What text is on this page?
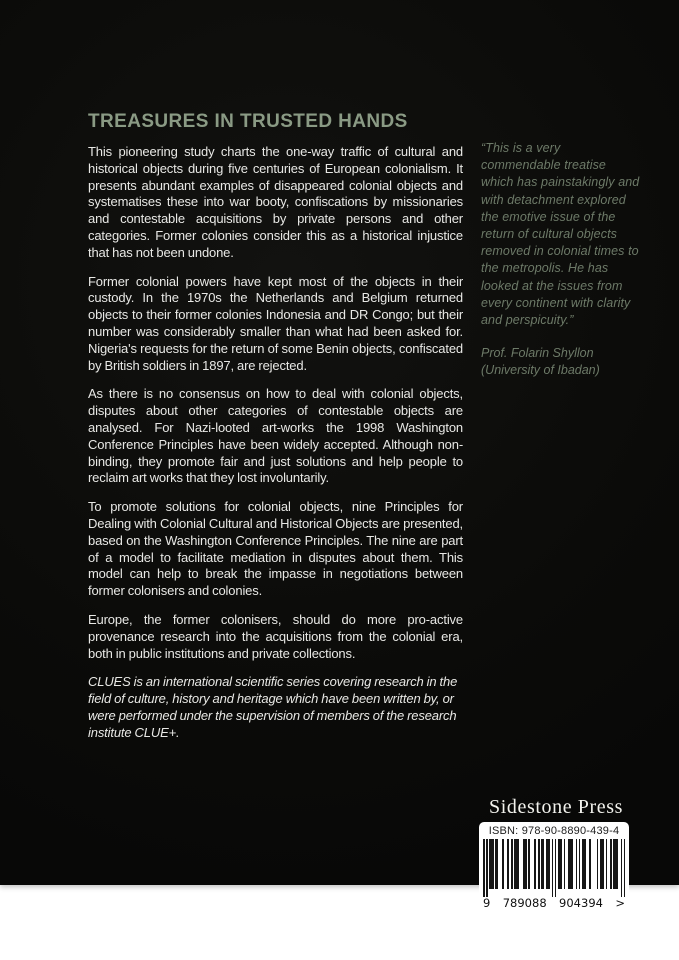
TREASURES IN TRUSTED HANDS

This pioneering study charts the one-way traffic of cultural and historical objects during five centuries of European colonialism. It presents abundant examples of disappeared colonial objects and systematises these into war booty, confiscations by missionaries and contestable acquisitions by private persons and other categories. Former colonies consider this as a historical injustice that has not been undone.

Former colonial powers have kept most of the objects in their custody. In the 1970s the Netherlands and Belgium returned objects to their former colonies Indonesia and DR Congo; but their number was considerably smaller than what had been asked for. Nigeria's requests for the return of some Benin objects, confiscated by British soldiers in 1897, are rejected.

As there is no consensus on how to deal with colonial objects, disputes about other categories of contestable objects are analysed. For Nazi-looted art-works the 1998 Washington Conference Principles have been widely accepted. Although non-binding, they promote fair and just solutions and help people to reclaim art works that they lost involuntarily.

To promote solutions for colonial objects, nine Principles for Dealing with Colonial Cultural and Historical Objects are presented, based on the Washington Conference Principles. The nine are part of a model to facilitate mediation in disputes about them. This model can help to break the impasse in negotiations between former colonisers and colonies.

Europe, the former colonisers, should do more pro-active provenance research into the acquisitions from the colonial era, both in public institutions and private collections.

CLUES is an international scientific series covering research in the field of culture, history and heritage which have been written by, or were performed under the supervision of members of the research institute CLUE+.

“This is a very commendable treatise which has painstakingly and with detachment explored the emotive issue of the return of cultural objects removed in colonial times to the metropolis. He has looked at the issues from every continent with clarity and perspicuity.”
Prof. Folarin Shyllon
(University of Ibadan)
Sidestone Press
ISBN: 978-90-8890-439-4
9 789088 904394 >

● **TO BE DONE**: Filter the listing above by the word "help"; copy each line that passes.

● **RESULT FOR THIS TASK**:
As there is no consensus on how to deal with colonial objects, disputes about other categories of contestable objects are analysed. For Nazi-looted art-works the 1998 Washington Conference Principles have been widely accepted. Although non-binding, they promote fair and just solutions and help people to reclaim art works that they lost involuntarily.
To promote solutions for colonial objects, nine Principles for Dealing with Colonial Cultural and Historical Objects are presented, based on the Washington Conference Principles. The nine are part of a model to facilitate mediation in disputes about them. This model can help to break the impasse in negotiations between former colonisers and colonies.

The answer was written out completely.